*Exercise details*: Every line below must be reproduced exactly. Copy them all.

*Exercise data*:
-- -- --

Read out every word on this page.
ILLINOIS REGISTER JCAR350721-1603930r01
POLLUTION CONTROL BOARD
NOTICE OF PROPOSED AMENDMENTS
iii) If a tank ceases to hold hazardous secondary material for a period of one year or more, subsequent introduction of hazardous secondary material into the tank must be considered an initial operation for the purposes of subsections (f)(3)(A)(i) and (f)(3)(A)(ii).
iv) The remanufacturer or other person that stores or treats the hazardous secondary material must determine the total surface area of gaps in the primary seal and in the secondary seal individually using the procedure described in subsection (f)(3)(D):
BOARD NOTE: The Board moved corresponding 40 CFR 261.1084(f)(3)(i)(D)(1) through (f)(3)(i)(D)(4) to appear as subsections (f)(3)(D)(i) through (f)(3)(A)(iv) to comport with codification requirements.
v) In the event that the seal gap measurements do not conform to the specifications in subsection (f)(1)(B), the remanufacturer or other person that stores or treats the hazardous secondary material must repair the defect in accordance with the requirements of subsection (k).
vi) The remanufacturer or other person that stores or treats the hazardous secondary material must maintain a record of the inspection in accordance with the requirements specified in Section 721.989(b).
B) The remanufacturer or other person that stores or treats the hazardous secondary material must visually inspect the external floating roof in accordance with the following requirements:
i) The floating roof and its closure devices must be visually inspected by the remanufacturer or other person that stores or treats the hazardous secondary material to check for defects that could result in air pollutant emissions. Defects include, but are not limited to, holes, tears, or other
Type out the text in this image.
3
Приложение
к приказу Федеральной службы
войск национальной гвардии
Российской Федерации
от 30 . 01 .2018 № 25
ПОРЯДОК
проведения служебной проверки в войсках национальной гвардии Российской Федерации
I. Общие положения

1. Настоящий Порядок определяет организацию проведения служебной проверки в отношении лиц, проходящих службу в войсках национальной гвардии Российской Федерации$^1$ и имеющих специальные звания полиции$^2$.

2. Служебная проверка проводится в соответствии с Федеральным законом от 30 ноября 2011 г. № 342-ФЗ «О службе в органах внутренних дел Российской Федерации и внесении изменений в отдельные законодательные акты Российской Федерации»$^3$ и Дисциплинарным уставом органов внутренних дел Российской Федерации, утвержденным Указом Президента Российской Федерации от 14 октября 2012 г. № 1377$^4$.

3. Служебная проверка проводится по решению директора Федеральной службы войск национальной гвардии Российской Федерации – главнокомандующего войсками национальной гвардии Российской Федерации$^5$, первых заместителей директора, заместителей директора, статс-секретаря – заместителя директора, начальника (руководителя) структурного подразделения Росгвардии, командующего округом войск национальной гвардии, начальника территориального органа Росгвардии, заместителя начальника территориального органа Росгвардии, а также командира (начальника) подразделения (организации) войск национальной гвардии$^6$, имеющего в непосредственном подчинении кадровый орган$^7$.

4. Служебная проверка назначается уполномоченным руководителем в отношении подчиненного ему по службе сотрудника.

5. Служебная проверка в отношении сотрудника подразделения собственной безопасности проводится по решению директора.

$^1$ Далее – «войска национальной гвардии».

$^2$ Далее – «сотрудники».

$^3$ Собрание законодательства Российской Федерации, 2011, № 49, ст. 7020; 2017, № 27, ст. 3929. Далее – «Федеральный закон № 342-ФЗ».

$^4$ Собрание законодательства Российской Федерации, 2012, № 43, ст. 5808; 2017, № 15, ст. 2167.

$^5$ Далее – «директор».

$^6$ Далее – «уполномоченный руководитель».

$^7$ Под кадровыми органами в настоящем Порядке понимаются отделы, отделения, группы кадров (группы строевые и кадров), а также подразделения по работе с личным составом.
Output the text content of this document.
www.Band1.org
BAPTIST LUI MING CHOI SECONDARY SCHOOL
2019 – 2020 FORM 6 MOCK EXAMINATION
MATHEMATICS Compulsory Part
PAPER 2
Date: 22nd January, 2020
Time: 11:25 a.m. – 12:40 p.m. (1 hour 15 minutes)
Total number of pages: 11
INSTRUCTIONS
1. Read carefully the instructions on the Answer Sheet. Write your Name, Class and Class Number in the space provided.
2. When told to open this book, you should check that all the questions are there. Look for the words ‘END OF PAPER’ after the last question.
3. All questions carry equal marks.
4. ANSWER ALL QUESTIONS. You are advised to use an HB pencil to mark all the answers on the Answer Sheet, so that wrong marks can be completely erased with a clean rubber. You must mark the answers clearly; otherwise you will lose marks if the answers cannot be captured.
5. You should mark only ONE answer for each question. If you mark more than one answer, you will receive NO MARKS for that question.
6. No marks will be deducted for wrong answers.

-- -- --

*Answer to this problem*:
Read out every word on this page.
ILLINOIS REGISTER JCAR350721-1603930r01
POLLUTION CONTROL BOARD
NOTICE OF PROPOSED AMENDMENTS
iii) If a tank ceases to hold hazardous secondary material for a period of one year or more, subsequent introduction of hazardous secondary material into the tank must be considered an initial operation for the purposes of subsections (f)(3)(A)(i) and (f)(3)(A)(ii).
iv) The remanufacturer or other person that stores or treats the hazardous secondary material must determine the total surface area of gaps in the primary seal and in the secondary seal individually using the procedure described in subsection (f)(3)(D):
BOARD NOTE: The Board moved corresponding 40 CFR 261.1084(f)(3)(i)(D)(1) through (f)(3)(i)(D)(4) to appear as subsections (f)(3)(D)(i) through (f)(3)(A)(iv) to comport with codification requirements.
v) In the event that the seal gap measurements do not conform to the specifications in subsection (f)(1)(B), the remanufacturer or other person that stores or treats the hazardous secondary material must repair the defect in accordance with the requirements of subsection (k).
vi) The remanufacturer or other person that stores or treats the hazardous secondary material must maintain a record of the inspection in accordance with the requirements specified in Section 721.989(b).
B) The remanufacturer or other person that stores or treats the hazardous secondary material must visually inspect the external floating roof in accordance with the following requirements:
i) The floating roof and its closure devices must be visually inspected by the remanufacturer or other person that stores or treats the hazardous secondary material to check for defects that could result in air pollutant emissions. Defects include, but are not limited to, holes, tears, or other
Type out the text in this image.
3
Приложение
к приказу Федеральной службы
войск национальной гвардии
Российской Федерации
от 30 . 01 .2018 № 25
ПОРЯДОК
проведения служебной проверки в войсках национальной гвардии Российской Федерации
I. Общие положения

1. Настоящий Порядок определяет организацию проведения служебной проверки в отношении лиц, проходящих службу в войсках национальной гвардии Российской Федерации$^1$ и имеющих специальные звания полиции$^2$.

2. Служебная проверка проводится в соответствии с Федеральным законом от 30 ноября 2011 г. № 342-ФЗ «О службе в органах внутренних дел Российской Федерации и внесении изменений в отдельные законодательные акты Российской Федерации»$^3$ и Дисциплинарным уставом органов внутренних дел Российской Федерации, утвержденным Указом Президента Российской Федерации от 14 октября 2012 г. № 1377$^4$.

3. Служебная проверка проводится по решению директора Федеральной службы войск национальной гвардии Российской Федерации – главнокомандующего войсками национальной гвардии Российской Федерации$^5$, первых заместителей директора, заместителей директора, статс-секретаря – заместителя директора, начальника (руководителя) структурного подразделения Росгвардии, командующего округом войск национальной гвардии, начальника территориального органа Росгвардии, заместителя начальника территориального органа Росгвардии, а также командира (начальника) подразделения (организации) войск национальной гвардии$^6$, имеющего в непосредственном подчинении кадровый орган$^7$.

4. Служебная проверка назначается уполномоченным руководителем в отношении подчиненного ему по службе сотрудника.

5. Служебная проверка в отношении сотрудника подразделения собственной безопасности проводится по решению директора.

$^1$ Далее – «войска национальной гвардии».

$^2$ Далее – «сотрудники».

$^3$ Собрание законодательства Российской Федерации, 2011, № 49, ст. 7020; 2017, № 27, ст. 3929. Далее – «Федеральный закон № 342-ФЗ».

$^4$ Собрание законодательства Российской Федерации, 2012, № 43, ст. 5808; 2017, № 15, ст. 2167.

$^5$ Далее – «директор».

$^6$ Далее – «уполномоченный руководитель».

$^7$ Под кадровыми органами в настоящем Порядке понимаются отделы, отделения, группы кадров (группы строевые и кадров), а также подразделения по работе с личным составом.
Output the text content of this document.
www.Band1.org
BAPTIST LUI MING CHOI SECONDARY SCHOOL
2019 – 2020 FORM 6 MOCK EXAMINATION
MATHEMATICS Compulsory Part
PAPER 2
Date: 22nd January, 2020
Time: 11:25 a.m. – 12:40 p.m. (1 hour 15 minutes)
Total number of pages: 11
INSTRUCTIONS
1. Read carefully the instructions on the Answer Sheet. Write your Name, Class and Class Number in the space provided.
2. When told to open this book, you should check that all the questions are there. Look for the words ‘END OF PAPER’ after the last question.
3. All questions carry equal marks.
4. ANSWER ALL QUESTIONS. You are advised to use an HB pencil to mark all the answers on the Answer Sheet, so that wrong marks can be completely erased with a clean rubber. You must mark the answers clearly; otherwise you will lose marks if the answers cannot be captured.
5. You should mark only ONE answer for each question. If you mark more than one answer, you will receive NO MARKS for that question.
6. No marks will be deducted for wrong answers.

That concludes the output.